• TASK INSTRUCTIONS: Write out the entries below once more, exactly.

• PROVIDED ENTRIES:
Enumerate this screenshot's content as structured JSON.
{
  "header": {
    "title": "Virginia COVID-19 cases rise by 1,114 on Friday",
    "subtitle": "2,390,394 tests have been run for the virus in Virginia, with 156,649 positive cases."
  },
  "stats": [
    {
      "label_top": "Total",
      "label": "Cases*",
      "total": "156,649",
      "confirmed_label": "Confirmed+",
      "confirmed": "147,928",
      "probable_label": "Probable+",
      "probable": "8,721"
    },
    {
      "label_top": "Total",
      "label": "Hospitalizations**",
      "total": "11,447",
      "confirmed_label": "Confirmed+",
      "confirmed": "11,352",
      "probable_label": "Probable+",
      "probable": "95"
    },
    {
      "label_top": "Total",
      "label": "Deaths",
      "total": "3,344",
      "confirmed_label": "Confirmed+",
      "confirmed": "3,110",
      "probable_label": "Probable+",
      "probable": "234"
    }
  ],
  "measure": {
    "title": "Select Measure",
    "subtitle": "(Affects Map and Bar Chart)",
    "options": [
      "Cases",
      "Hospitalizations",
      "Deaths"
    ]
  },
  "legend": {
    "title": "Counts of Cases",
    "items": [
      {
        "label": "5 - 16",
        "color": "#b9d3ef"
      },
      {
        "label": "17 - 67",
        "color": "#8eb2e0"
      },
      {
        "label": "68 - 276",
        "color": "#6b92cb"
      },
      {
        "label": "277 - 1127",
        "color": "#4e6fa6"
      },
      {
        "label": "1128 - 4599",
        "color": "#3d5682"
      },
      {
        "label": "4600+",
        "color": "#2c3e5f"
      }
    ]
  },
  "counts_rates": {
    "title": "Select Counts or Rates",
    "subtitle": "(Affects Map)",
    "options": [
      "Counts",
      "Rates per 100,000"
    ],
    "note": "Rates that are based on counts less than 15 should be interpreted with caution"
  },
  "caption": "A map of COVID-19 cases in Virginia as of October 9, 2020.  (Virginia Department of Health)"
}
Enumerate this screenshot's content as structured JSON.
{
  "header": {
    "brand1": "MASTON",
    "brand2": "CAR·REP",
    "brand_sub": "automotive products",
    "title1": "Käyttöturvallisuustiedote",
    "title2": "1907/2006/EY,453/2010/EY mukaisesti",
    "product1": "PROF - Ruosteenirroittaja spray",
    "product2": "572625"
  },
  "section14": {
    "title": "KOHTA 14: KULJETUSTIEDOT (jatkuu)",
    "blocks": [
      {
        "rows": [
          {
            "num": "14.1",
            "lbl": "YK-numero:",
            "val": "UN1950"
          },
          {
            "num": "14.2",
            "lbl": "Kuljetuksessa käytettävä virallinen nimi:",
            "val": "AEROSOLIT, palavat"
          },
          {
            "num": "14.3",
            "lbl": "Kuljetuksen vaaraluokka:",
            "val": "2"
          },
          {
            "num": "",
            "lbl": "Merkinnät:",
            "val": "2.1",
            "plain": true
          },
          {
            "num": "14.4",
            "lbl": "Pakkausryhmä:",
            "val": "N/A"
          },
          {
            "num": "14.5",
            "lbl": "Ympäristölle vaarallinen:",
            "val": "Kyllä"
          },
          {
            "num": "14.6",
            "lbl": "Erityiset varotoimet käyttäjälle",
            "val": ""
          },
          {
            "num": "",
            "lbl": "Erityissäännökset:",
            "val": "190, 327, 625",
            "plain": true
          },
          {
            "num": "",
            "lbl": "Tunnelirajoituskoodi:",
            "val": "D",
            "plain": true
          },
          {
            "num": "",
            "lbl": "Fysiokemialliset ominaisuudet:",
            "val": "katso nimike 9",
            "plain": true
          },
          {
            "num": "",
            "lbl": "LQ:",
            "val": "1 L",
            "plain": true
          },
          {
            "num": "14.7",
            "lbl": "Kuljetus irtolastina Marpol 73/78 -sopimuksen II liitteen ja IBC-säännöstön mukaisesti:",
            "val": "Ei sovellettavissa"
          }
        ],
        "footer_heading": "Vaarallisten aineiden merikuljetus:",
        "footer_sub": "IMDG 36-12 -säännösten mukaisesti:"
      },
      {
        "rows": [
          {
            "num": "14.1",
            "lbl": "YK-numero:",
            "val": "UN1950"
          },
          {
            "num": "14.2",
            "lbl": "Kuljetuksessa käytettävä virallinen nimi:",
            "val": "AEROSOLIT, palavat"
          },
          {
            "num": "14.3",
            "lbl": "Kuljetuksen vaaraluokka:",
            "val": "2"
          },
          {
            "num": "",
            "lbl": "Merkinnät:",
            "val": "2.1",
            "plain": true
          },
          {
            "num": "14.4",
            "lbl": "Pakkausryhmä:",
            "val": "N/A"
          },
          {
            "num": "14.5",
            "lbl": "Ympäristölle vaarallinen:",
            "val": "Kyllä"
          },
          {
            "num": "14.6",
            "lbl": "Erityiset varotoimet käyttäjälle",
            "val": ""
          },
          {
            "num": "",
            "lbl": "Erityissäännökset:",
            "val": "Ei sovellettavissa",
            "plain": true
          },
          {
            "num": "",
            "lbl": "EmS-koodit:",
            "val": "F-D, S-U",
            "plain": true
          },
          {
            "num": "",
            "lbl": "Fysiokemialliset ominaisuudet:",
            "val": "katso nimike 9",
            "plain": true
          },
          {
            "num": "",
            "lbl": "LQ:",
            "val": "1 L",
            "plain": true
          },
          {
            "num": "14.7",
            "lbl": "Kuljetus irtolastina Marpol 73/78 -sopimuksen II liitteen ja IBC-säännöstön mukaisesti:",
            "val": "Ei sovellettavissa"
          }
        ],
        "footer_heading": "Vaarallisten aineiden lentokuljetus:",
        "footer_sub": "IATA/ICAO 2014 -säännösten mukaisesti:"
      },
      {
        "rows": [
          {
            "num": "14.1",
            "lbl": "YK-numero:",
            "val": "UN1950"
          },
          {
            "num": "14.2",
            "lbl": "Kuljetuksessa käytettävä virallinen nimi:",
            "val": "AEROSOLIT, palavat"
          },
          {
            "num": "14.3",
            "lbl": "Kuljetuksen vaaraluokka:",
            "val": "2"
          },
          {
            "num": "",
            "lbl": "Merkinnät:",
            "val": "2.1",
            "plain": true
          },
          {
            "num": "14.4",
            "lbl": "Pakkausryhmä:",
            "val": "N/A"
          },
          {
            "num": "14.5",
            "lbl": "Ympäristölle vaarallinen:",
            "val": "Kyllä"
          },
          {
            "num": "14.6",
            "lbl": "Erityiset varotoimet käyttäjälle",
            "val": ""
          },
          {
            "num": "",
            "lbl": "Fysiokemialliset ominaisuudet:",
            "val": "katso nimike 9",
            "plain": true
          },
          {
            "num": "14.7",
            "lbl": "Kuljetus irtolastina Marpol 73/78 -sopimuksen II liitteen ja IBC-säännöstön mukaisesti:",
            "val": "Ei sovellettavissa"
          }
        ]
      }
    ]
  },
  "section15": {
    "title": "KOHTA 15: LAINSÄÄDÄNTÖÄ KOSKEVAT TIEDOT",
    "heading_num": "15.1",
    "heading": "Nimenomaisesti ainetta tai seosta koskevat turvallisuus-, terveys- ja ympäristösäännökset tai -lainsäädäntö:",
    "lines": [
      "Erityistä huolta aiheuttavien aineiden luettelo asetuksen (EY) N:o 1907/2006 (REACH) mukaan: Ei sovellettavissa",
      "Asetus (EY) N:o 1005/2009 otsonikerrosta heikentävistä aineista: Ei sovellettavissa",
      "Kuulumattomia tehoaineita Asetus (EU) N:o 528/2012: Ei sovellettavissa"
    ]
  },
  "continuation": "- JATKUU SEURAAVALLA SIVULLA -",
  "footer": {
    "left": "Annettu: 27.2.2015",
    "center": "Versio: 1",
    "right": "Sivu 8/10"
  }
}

• ANSWER SPACE:
Enumerate this screenshot's content as structured JSON.
{
  "header": {
    "title": "Virginia COVID-19 cases rise by 1,114 on Friday",
    "subtitle": "2,390,394 tests have been run for the virus in Virginia, with 156,649 positive cases."
  },
  "stats": [
    {
      "label_top": "Total",
      "label": "Cases*",
      "total": "156,649",
      "confirmed_label": "Confirmed+",
      "confirmed": "147,928",
      "probable_label": "Probable+",
      "probable": "8,721"
    },
    {
      "label_top": "Total",
      "label": "Hospitalizations**",
      "total": "11,447",
      "confirmed_label": "Confirmed+",
      "confirmed": "11,352",
      "probable_label": "Probable+",
      "probable": "95"
    },
    {
      "label_top": "Total",
      "label": "Deaths",
      "total": "3,344",
      "confirmed_label": "Confirmed+",
      "confirmed": "3,110",
      "probable_label": "Probable+",
      "probable": "234"
    }
  ],
  "measure": {
    "title": "Select Measure",
    "subtitle": "(Affects Map and Bar Chart)",
    "options": [
      "Cases",
      "Hospitalizations",
      "Deaths"
    ]
  },
  "legend": {
    "title": "Counts of Cases",
    "items": [
      {
        "label": "5 - 16",
        "color": "#b9d3ef"
      },
      {
        "label": "17 - 67",
        "color": "#8eb2e0"
      },
      {
        "label": "68 - 276",
        "color": "#6b92cb"
      },
      {
        "label": "277 - 1127",
        "color": "#4e6fa6"
      },
      {
        "label": "1128 - 4599",
        "color": "#3d5682"
      },
      {
        "label": "4600+",
        "color": "#2c3e5f"
      }
    ]
  },
  "counts_rates": {
    "title": "Select Counts or Rates",
    "subtitle": "(Affects Map)",
    "options": [
      "Counts",
      "Rates per 100,000"
    ],
    "note": "Rates that are based on counts less than 15 should be interpreted with caution"
  },
  "caption": "A map of COVID-19 cases in Virginia as of October 9, 2020.  (Virginia Department of Health)"
}
Enumerate this screenshot's content as structured JSON.
{
  "header": {
    "brand1": "MASTON",
    "brand2": "CAR·REP",
    "brand_sub": "automotive products",
    "title1": "Käyttöturvallisuustiedote",
    "title2": "1907/2006/EY,453/2010/EY mukaisesti",
    "product1": "PROF - Ruosteenirroittaja spray",
    "product2": "572625"
  },
  "section14": {
    "title": "KOHTA 14: KULJETUSTIEDOT (jatkuu)",
    "blocks": [
      {
        "rows": [
          {
            "num": "14.1",
            "lbl": "YK-numero:",
            "val": "UN1950"
          },
          {
            "num": "14.2",
            "lbl": "Kuljetuksessa käytettävä virallinen nimi:",
            "val": "AEROSOLIT, palavat"
          },
          {
            "num": "14.3",
            "lbl": "Kuljetuksen vaaraluokka:",
            "val": "2"
          },
          {
            "num": "",
            "lbl": "Merkinnät:",
            "val": "2.1",
            "plain": true
          },
          {
            "num": "14.4",
            "lbl": "Pakkausryhmä:",
            "val": "N/A"
          },
          {
            "num": "14.5",
            "lbl": "Ympäristölle vaarallinen:",
            "val": "Kyllä"
          },
          {
            "num": "14.6",
            "lbl": "Erityiset varotoimet käyttäjälle",
            "val": ""
          },
          {
            "num": "",
            "lbl": "Erityissäännökset:",
            "val": "190, 327, 625",
            "plain": true
          },
          {
            "num": "",
            "lbl": "Tunnelirajoituskoodi:",
            "val": "D",
            "plain": true
          },
          {
            "num": "",
            "lbl": "Fysiokemialliset ominaisuudet:",
            "val": "katso nimike 9",
            "plain": true
          },
          {
            "num": "",
            "lbl": "LQ:",
            "val": "1 L",
            "plain": true
          },
          {
            "num": "14.7",
            "lbl": "Kuljetus irtolastina Marpol 73/78 -sopimuksen II liitteen ja IBC-säännöstön mukaisesti:",
            "val": "Ei sovellettavissa"
          }
        ],
        "footer_heading": "Vaarallisten aineiden merikuljetus:",
        "footer_sub": "IMDG 36-12 -säännösten mukaisesti:"
      },
      {
        "rows": [
          {
            "num": "14.1",
            "lbl": "YK-numero:",
            "val": "UN1950"
          },
          {
            "num": "14.2",
            "lbl": "Kuljetuksessa käytettävä virallinen nimi:",
            "val": "AEROSOLIT, palavat"
          },
          {
            "num": "14.3",
            "lbl": "Kuljetuksen vaaraluokka:",
            "val": "2"
          },
          {
            "num": "",
            "lbl": "Merkinnät:",
            "val": "2.1",
            "plain": true
          },
          {
            "num": "14.4",
            "lbl": "Pakkausryhmä:",
            "val": "N/A"
          },
          {
            "num": "14.5",
            "lbl": "Ympäristölle vaarallinen:",
            "val": "Kyllä"
          },
          {
            "num": "14.6",
            "lbl": "Erityiset varotoimet käyttäjälle",
            "val": ""
          },
          {
            "num": "",
            "lbl": "Erityissäännökset:",
            "val": "Ei sovellettavissa",
            "plain": true
          },
          {
            "num": "",
            "lbl": "EmS-koodit:",
            "val": "F-D, S-U",
            "plain": true
          },
          {
            "num": "",
            "lbl": "Fysiokemialliset ominaisuudet:",
            "val": "katso nimike 9",
            "plain": true
          },
          {
            "num": "",
            "lbl": "LQ:",
            "val": "1 L",
            "plain": true
          },
          {
            "num": "14.7",
            "lbl": "Kuljetus irtolastina Marpol 73/78 -sopimuksen II liitteen ja IBC-säännöstön mukaisesti:",
            "val": "Ei sovellettavissa"
          }
        ],
        "footer_heading": "Vaarallisten aineiden lentokuljetus:",
        "footer_sub": "IATA/ICAO 2014 -säännösten mukaisesti:"
      },
      {
        "rows": [
          {
            "num": "14.1",
            "lbl": "YK-numero:",
            "val": "UN1950"
          },
          {
            "num": "14.2",
            "lbl": "Kuljetuksessa käytettävä virallinen nimi:",
            "val": "AEROSOLIT, palavat"
          },
          {
            "num": "14.3",
            "lbl": "Kuljetuksen vaaraluokka:",
            "val": "2"
          },
          {
            "num": "",
            "lbl": "Merkinnät:",
            "val": "2.1",
            "plain": true
          },
          {
            "num": "14.4",
            "lbl": "Pakkausryhmä:",
            "val": "N/A"
          },
          {
            "num": "14.5",
            "lbl": "Ympäristölle vaarallinen:",
            "val": "Kyllä"
          },
          {
            "num": "14.6",
            "lbl": "Erityiset varotoimet käyttäjälle",
            "val": ""
          },
          {
            "num": "",
            "lbl": "Fysiokemialliset ominaisuudet:",
            "val": "katso nimike 9",
            "plain": true
          },
          {
            "num": "14.7",
            "lbl": "Kuljetus irtolastina Marpol 73/78 -sopimuksen II liitteen ja IBC-säännöstön mukaisesti:",
            "val": "Ei sovellettavissa"
          }
        ]
      }
    ]
  },
  "section15": {
    "title": "KOHTA 15: LAINSÄÄDÄNTÖÄ KOSKEVAT TIEDOT",
    "heading_num": "15.1",
    "heading": "Nimenomaisesti ainetta tai seosta koskevat turvallisuus-, terveys- ja ympäristösäännökset tai -lainsäädäntö:",
    "lines": [
      "Erityistä huolta aiheuttavien aineiden luettelo asetuksen (EY) N:o 1907/2006 (REACH) mukaan: Ei sovellettavissa",
      "Asetus (EY) N:o 1005/2009 otsonikerrosta heikentävistä aineista: Ei sovellettavissa",
      "Kuulumattomia tehoaineita Asetus (EU) N:o 528/2012: Ei sovellettavissa"
    ]
  },
  "continuation": "- JATKUU SEURAAVALLA SIVULLA -",
  "footer": {
    "left": "Annettu: 27.2.2015",
    "center": "Versio: 1",
    "right": "Sivu 8/10"
  }
}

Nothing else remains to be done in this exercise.